What to produce: All of the material below is to be repeated exactly.

-----

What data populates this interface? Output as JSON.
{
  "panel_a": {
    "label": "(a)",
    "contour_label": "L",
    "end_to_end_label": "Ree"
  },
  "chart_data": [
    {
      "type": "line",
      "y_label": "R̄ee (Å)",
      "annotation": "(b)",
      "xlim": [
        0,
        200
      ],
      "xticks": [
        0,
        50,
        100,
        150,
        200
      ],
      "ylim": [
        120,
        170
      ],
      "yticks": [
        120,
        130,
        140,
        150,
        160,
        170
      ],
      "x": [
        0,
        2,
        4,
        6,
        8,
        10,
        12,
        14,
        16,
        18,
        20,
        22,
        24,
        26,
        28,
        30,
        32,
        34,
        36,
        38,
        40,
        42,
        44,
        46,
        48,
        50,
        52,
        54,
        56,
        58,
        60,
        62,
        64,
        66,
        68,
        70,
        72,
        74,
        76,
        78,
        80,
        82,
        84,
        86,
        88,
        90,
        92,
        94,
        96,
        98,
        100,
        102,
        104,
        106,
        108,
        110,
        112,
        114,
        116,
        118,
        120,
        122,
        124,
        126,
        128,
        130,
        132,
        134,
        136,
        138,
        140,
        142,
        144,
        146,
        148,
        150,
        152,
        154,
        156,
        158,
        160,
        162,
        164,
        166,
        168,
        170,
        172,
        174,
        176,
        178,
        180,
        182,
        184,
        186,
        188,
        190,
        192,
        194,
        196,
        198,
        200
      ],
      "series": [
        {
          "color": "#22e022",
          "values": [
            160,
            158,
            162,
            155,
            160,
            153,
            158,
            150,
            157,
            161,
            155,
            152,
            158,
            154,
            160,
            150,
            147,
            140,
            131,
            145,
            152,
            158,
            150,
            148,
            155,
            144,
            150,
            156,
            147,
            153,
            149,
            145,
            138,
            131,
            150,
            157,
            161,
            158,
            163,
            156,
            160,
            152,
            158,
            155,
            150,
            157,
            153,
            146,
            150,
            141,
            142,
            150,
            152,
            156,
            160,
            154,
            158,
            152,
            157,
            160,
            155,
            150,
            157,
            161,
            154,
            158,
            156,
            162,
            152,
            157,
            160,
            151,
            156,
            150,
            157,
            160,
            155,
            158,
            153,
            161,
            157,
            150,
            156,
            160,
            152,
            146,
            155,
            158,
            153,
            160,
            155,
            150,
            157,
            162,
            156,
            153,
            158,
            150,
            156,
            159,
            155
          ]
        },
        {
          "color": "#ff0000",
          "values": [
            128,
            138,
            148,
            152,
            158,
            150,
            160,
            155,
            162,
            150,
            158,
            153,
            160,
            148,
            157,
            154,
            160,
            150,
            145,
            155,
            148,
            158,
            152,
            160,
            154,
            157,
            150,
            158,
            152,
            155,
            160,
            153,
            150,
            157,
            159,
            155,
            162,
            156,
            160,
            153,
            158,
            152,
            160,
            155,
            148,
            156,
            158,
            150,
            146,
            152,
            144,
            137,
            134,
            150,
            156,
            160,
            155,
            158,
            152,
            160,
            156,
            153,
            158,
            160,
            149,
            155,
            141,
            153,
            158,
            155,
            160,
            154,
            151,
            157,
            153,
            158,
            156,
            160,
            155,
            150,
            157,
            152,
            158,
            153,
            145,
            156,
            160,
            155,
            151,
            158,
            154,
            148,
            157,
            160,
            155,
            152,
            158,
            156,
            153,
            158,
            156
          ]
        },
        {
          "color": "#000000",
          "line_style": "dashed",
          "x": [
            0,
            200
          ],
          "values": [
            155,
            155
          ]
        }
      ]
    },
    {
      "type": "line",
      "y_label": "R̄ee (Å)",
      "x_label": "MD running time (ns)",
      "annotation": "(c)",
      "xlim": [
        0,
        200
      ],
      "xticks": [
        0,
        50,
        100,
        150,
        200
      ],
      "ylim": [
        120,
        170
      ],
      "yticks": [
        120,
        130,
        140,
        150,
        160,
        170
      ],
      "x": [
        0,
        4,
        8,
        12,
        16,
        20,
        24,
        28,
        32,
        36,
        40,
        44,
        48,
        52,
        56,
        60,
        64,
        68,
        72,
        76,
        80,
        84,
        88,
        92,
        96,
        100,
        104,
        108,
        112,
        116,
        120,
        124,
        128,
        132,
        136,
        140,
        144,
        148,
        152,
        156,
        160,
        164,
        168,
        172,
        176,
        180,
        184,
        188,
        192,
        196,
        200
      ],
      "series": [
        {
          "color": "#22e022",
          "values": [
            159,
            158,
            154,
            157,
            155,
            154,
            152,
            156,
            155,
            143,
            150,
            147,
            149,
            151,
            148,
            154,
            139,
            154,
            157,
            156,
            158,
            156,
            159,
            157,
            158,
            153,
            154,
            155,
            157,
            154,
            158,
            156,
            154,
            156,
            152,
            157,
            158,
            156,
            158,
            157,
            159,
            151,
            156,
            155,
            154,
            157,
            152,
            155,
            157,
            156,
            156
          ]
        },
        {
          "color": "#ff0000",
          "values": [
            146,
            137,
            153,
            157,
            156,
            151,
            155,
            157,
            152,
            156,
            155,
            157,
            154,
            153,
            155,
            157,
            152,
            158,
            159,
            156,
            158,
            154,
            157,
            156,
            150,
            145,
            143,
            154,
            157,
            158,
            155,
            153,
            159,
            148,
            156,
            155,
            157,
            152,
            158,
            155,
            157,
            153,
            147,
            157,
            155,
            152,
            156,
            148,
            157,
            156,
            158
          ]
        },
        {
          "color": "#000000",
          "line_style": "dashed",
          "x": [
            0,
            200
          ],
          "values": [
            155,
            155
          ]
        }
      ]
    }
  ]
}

-----

Answer in full:
What data populates this interface? Output as JSON.
{
  "panel_a": {
    "label": "(a)",
    "contour_label": "L",
    "end_to_end_label": "Ree"
  },
  "chart_data": [
    {
      "type": "line",
      "y_label": "R̄ee (Å)",
      "annotation": "(b)",
      "xlim": [
        0,
        200
      ],
      "xticks": [
        0,
        50,
        100,
        150,
        200
      ],
      "ylim": [
        120,
        170
      ],
      "yticks": [
        120,
        130,
        140,
        150,
        160,
        170
      ],
      "x": [
        0,
        2,
        4,
        6,
        8,
        10,
        12,
        14,
        16,
        18,
        20,
        22,
        24,
        26,
        28,
        30,
        32,
        34,
        36,
        38,
        40,
        42,
        44,
        46,
        48,
        50,
        52,
        54,
        56,
        58,
        60,
        62,
        64,
        66,
        68,
        70,
        72,
        74,
        76,
        78,
        80,
        82,
        84,
        86,
        88,
        90,
        92,
        94,
        96,
        98,
        100,
        102,
        104,
        106,
        108,
        110,
        112,
        114,
        116,
        118,
        120,
        122,
        124,
        126,
        128,
        130,
        132,
        134,
        136,
        138,
        140,
        142,
        144,
        146,
        148,
        150,
        152,
        154,
        156,
        158,
        160,
        162,
        164,
        166,
        168,
        170,
        172,
        174,
        176,
        178,
        180,
        182,
        184,
        186,
        188,
        190,
        192,
        194,
        196,
        198,
        200
      ],
      "series": [
        {
          "color": "#22e022",
          "values": [
            160,
            158,
            162,
            155,
            160,
            153,
            158,
            150,
            157,
            161,
            155,
            152,
            158,
            154,
            160,
            150,
            147,
            140,
            131,
            145,
            152,
            158,
            150,
            148,
            155,
            144,
            150,
            156,
            147,
            153,
            149,
            145,
            138,
            131,
            150,
            157,
            161,
            158,
            163,
            156,
            160,
            152,
            158,
            155,
            150,
            157,
            153,
            146,
            150,
            141,
            142,
            150,
            152,
            156,
            160,
            154,
            158,
            152,
            157,
            160,
            155,
            150,
            157,
            161,
            154,
            158,
            156,
            162,
            152,
            157,
            160,
            151,
            156,
            150,
            157,
            160,
            155,
            158,
            153,
            161,
            157,
            150,
            156,
            160,
            152,
            146,
            155,
            158,
            153,
            160,
            155,
            150,
            157,
            162,
            156,
            153,
            158,
            150,
            156,
            159,
            155
          ]
        },
        {
          "color": "#ff0000",
          "values": [
            128,
            138,
            148,
            152,
            158,
            150,
            160,
            155,
            162,
            150,
            158,
            153,
            160,
            148,
            157,
            154,
            160,
            150,
            145,
            155,
            148,
            158,
            152,
            160,
            154,
            157,
            150,
            158,
            152,
            155,
            160,
            153,
            150,
            157,
            159,
            155,
            162,
            156,
            160,
            153,
            158,
            152,
            160,
            155,
            148,
            156,
            158,
            150,
            146,
            152,
            144,
            137,
            134,
            150,
            156,
            160,
            155,
            158,
            152,
            160,
            156,
            153,
            158,
            160,
            149,
            155,
            141,
            153,
            158,
            155,
            160,
            154,
            151,
            157,
            153,
            158,
            156,
            160,
            155,
            150,
            157,
            152,
            158,
            153,
            145,
            156,
            160,
            155,
            151,
            158,
            154,
            148,
            157,
            160,
            155,
            152,
            158,
            156,
            153,
            158,
            156
          ]
        },
        {
          "color": "#000000",
          "line_style": "dashed",
          "x": [
            0,
            200
          ],
          "values": [
            155,
            155
          ]
        }
      ]
    },
    {
      "type": "line",
      "y_label": "R̄ee (Å)",
      "x_label": "MD running time (ns)",
      "annotation": "(c)",
      "xlim": [
        0,
        200
      ],
      "xticks": [
        0,
        50,
        100,
        150,
        200
      ],
      "ylim": [
        120,
        170
      ],
      "yticks": [
        120,
        130,
        140,
        150,
        160,
        170
      ],
      "x": [
        0,
        4,
        8,
        12,
        16,
        20,
        24,
        28,
        32,
        36,
        40,
        44,
        48,
        52,
        56,
        60,
        64,
        68,
        72,
        76,
        80,
        84,
        88,
        92,
        96,
        100,
        104,
        108,
        112,
        116,
        120,
        124,
        128,
        132,
        136,
        140,
        144,
        148,
        152,
        156,
        160,
        164,
        168,
        172,
        176,
        180,
        184,
        188,
        192,
        196,
        200
      ],
      "series": [
        {
          "color": "#22e022",
          "values": [
            159,
            158,
            154,
            157,
            155,
            154,
            152,
            156,
            155,
            143,
            150,
            147,
            149,
            151,
            148,
            154,
            139,
            154,
            157,
            156,
            158,
            156,
            159,
            157,
            158,
            153,
            154,
            155,
            157,
            154,
            158,
            156,
            154,
            156,
            152,
            157,
            158,
            156,
            158,
            157,
            159,
            151,
            156,
            155,
            154,
            157,
            152,
            155,
            157,
            156,
            156
          ]
        },
        {
          "color": "#ff0000",
          "values": [
            146,
            137,
            153,
            157,
            156,
            151,
            155,
            157,
            152,
            156,
            155,
            157,
            154,
            153,
            155,
            157,
            152,
            158,
            159,
            156,
            158,
            154,
            157,
            156,
            150,
            145,
            143,
            154,
            157,
            158,
            155,
            153,
            159,
            148,
            156,
            155,
            157,
            152,
            158,
            155,
            157,
            153,
            147,
            157,
            155,
            152,
            156,
            148,
            157,
            156,
            158
          ]
        },
        {
          "color": "#000000",
          "line_style": "dashed",
          "x": [
            0,
            200
          ],
          "values": [
            155,
            155
          ]
        }
      ]
    }
  ]
}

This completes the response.